# Exercise material start

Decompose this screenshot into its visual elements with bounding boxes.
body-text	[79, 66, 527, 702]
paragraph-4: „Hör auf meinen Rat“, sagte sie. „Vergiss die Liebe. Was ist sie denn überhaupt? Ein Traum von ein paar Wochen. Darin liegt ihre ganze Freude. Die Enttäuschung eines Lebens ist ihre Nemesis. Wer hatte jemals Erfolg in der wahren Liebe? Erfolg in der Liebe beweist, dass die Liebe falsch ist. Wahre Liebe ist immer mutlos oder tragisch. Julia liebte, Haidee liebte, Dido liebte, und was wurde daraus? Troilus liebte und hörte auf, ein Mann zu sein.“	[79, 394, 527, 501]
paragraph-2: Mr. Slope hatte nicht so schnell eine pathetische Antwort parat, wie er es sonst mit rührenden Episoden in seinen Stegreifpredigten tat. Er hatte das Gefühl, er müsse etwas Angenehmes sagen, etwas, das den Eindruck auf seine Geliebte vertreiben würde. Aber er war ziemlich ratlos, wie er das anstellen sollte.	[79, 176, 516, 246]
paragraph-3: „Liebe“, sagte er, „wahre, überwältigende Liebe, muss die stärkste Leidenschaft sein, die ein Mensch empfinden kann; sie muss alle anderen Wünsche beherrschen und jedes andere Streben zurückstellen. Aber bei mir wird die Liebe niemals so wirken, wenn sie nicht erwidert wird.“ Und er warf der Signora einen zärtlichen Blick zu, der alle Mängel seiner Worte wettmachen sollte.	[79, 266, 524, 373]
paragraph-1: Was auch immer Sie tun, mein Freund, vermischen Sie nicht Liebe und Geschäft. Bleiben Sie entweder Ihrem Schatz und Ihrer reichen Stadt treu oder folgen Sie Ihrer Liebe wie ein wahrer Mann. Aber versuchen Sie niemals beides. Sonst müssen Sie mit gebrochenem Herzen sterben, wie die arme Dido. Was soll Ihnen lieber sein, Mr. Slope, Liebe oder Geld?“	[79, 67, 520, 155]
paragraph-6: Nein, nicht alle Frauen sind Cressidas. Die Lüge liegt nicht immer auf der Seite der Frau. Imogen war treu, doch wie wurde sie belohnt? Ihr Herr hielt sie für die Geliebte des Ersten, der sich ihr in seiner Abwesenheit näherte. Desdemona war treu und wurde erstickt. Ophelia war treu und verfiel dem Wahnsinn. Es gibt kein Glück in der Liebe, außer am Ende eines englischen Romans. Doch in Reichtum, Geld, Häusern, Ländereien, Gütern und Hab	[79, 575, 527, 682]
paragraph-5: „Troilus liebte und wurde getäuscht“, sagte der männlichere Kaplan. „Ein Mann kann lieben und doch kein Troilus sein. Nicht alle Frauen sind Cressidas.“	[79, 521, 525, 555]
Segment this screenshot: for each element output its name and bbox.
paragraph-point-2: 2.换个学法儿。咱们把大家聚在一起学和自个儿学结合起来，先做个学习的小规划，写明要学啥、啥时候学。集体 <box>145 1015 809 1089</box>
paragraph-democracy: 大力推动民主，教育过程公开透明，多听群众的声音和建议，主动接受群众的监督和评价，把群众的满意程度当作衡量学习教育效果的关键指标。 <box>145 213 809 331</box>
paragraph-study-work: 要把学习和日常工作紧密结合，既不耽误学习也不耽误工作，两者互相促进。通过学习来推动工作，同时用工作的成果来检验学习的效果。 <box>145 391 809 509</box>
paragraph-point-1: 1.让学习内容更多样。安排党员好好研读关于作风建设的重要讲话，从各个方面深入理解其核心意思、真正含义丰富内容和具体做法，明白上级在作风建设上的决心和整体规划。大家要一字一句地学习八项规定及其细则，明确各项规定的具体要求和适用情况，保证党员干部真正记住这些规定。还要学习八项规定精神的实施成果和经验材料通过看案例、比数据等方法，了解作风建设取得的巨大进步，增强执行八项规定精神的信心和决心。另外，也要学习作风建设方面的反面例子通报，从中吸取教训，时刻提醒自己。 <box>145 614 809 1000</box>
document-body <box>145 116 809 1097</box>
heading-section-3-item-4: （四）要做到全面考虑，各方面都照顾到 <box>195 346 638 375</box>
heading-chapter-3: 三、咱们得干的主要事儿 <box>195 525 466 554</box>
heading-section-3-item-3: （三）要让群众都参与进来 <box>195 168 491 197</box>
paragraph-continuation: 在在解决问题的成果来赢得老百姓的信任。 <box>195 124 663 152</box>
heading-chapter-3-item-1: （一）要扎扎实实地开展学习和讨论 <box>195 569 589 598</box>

# Exercise material end
# Exercise material start

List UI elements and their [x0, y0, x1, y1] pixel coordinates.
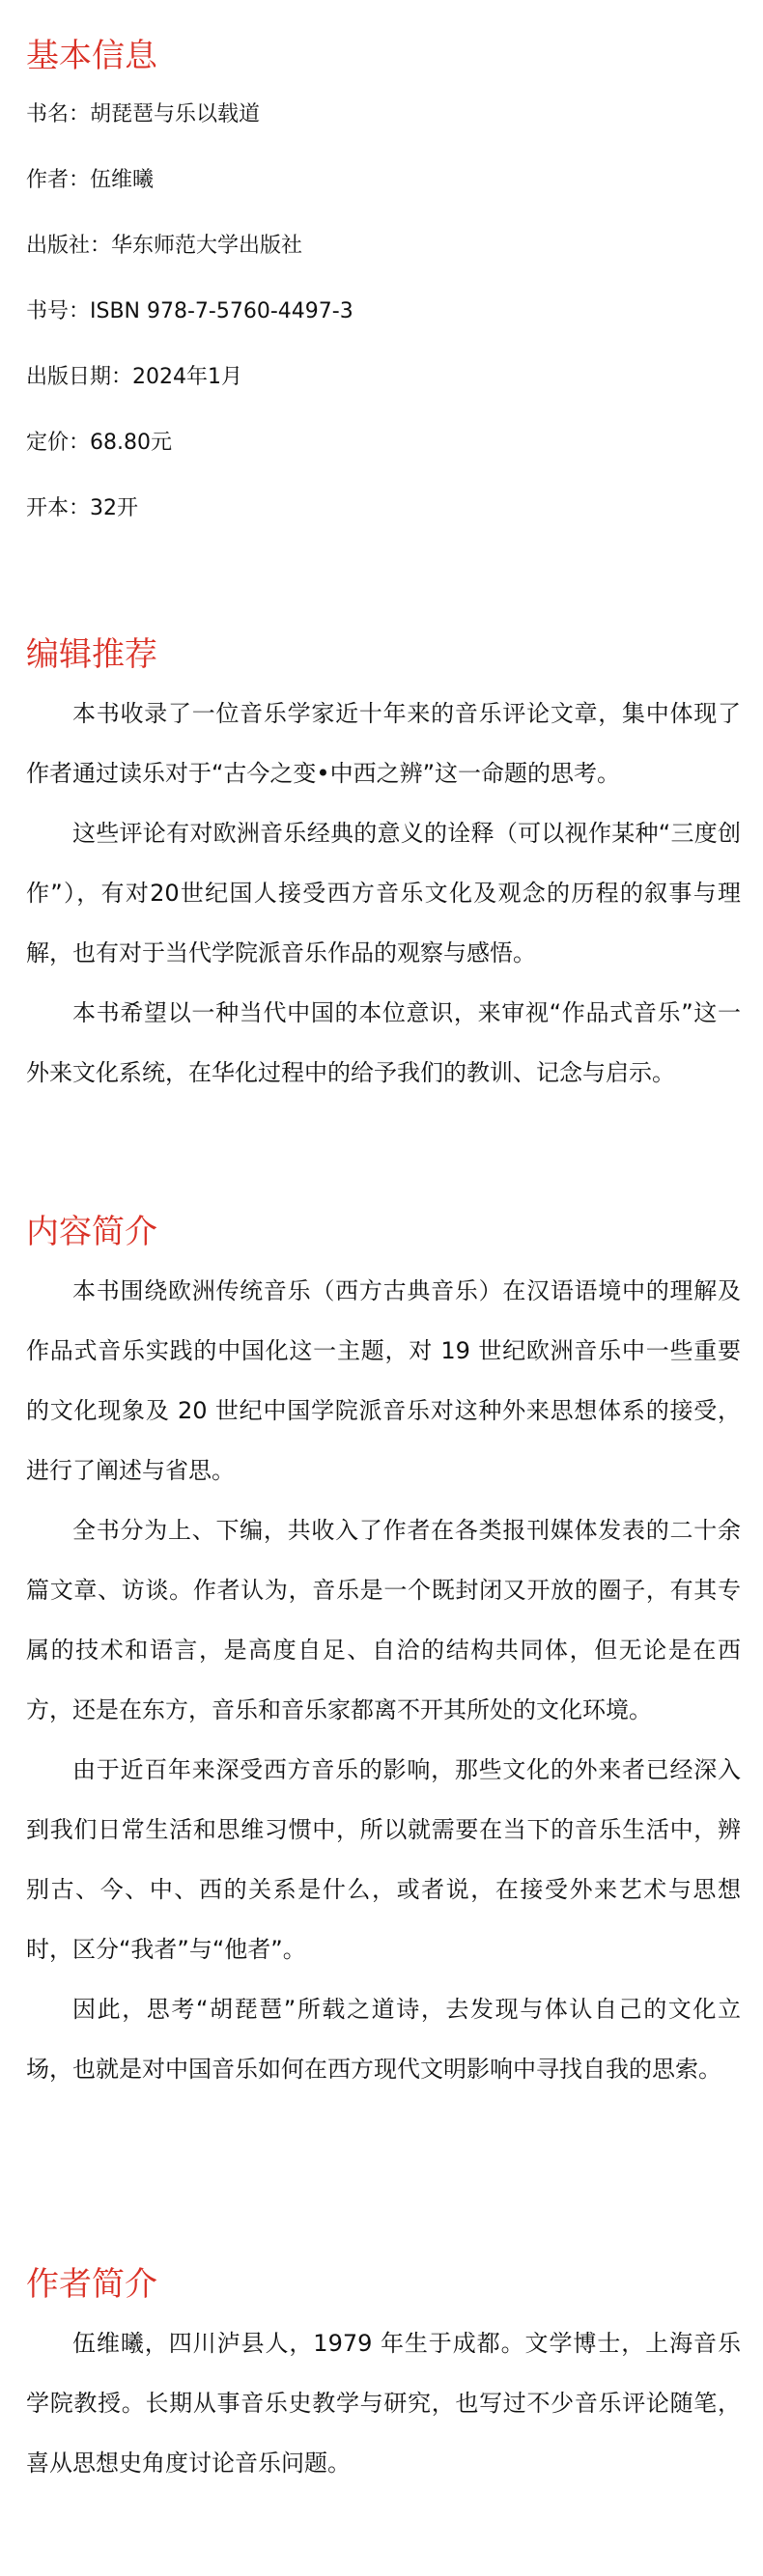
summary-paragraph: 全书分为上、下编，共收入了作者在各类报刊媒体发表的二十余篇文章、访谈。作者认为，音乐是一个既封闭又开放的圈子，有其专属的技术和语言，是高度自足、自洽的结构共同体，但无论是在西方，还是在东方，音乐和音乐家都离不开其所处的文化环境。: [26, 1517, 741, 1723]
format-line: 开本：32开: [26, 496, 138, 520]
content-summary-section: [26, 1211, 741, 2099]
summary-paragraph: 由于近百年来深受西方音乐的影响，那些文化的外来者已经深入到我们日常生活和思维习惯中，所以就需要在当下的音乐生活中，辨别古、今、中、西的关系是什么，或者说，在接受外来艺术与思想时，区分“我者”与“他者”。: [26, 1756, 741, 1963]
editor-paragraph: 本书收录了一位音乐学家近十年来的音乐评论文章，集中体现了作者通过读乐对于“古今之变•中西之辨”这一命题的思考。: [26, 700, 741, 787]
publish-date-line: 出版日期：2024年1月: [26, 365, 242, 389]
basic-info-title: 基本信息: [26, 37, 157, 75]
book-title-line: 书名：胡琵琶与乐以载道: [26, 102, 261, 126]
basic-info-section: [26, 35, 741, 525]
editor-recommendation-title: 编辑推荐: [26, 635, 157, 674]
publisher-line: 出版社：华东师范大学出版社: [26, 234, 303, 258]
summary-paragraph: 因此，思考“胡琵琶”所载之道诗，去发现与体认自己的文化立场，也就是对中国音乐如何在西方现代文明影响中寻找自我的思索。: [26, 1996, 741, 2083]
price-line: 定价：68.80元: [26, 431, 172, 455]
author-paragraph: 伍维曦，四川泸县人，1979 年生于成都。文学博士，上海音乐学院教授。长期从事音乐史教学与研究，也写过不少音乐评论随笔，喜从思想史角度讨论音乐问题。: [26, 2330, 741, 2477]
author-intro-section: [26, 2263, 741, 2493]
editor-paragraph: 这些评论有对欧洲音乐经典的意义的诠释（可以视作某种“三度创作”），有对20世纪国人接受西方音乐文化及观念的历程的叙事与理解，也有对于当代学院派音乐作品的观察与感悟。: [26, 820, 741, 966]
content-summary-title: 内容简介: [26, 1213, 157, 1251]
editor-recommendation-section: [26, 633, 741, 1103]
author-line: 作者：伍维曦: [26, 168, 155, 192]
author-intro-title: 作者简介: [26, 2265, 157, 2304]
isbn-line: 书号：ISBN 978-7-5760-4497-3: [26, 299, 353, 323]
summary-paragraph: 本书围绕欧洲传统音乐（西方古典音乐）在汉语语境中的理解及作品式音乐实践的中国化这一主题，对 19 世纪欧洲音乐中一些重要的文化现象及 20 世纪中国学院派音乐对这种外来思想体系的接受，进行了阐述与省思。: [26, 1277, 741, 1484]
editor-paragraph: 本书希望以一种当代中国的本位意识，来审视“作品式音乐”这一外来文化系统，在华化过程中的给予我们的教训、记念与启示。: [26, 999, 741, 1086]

# Exercise material end

**Written instruction**
Can you rewrite the data, starting at the line that has "Decompose this screenshot" and stopping after the line that has "paragraph-2: Mr. Slope", with "Nemesis" swapped for "Strafe" and everything else left as it is?

**Solution**
Decompose this screenshot into its visual elements with bounding boxes.
body-text	[79, 66, 527, 702]
paragraph-4: „Hör auf meinen Rat“, sagte sie. „Vergiss die Liebe. Was ist sie denn überhaupt? Ein Traum von ein paar Wochen. Darin liegt ihre ganze Freude. Die Enttäuschung eines Lebens ist ihre Strafe. Wer hatte jemals Erfolg in der wahren Liebe? Erfolg in der Liebe beweist, dass die Liebe falsch ist. Wahre Liebe ist immer mutlos oder tragisch. Julia liebte, Haidee liebte, Dido liebte, und was wurde daraus? Troilus liebte und hörte auf, ein Mann zu sein.“	[79, 394, 527, 501]
paragraph-2: Mr. Slope hatte nicht so schnell eine pathetische Antwort parat, wie er es sonst mit rührenden Episoden in seinen Stegreifpredigten tat. Er hatte das Gefühl, er müsse etwas Angenehmes sagen, etwas, das den Eindruck auf seine Geliebte vertreiben würde. Aber er war ziemlich ratlos, wie er das anstellen sollte.	[79, 176, 516, 246]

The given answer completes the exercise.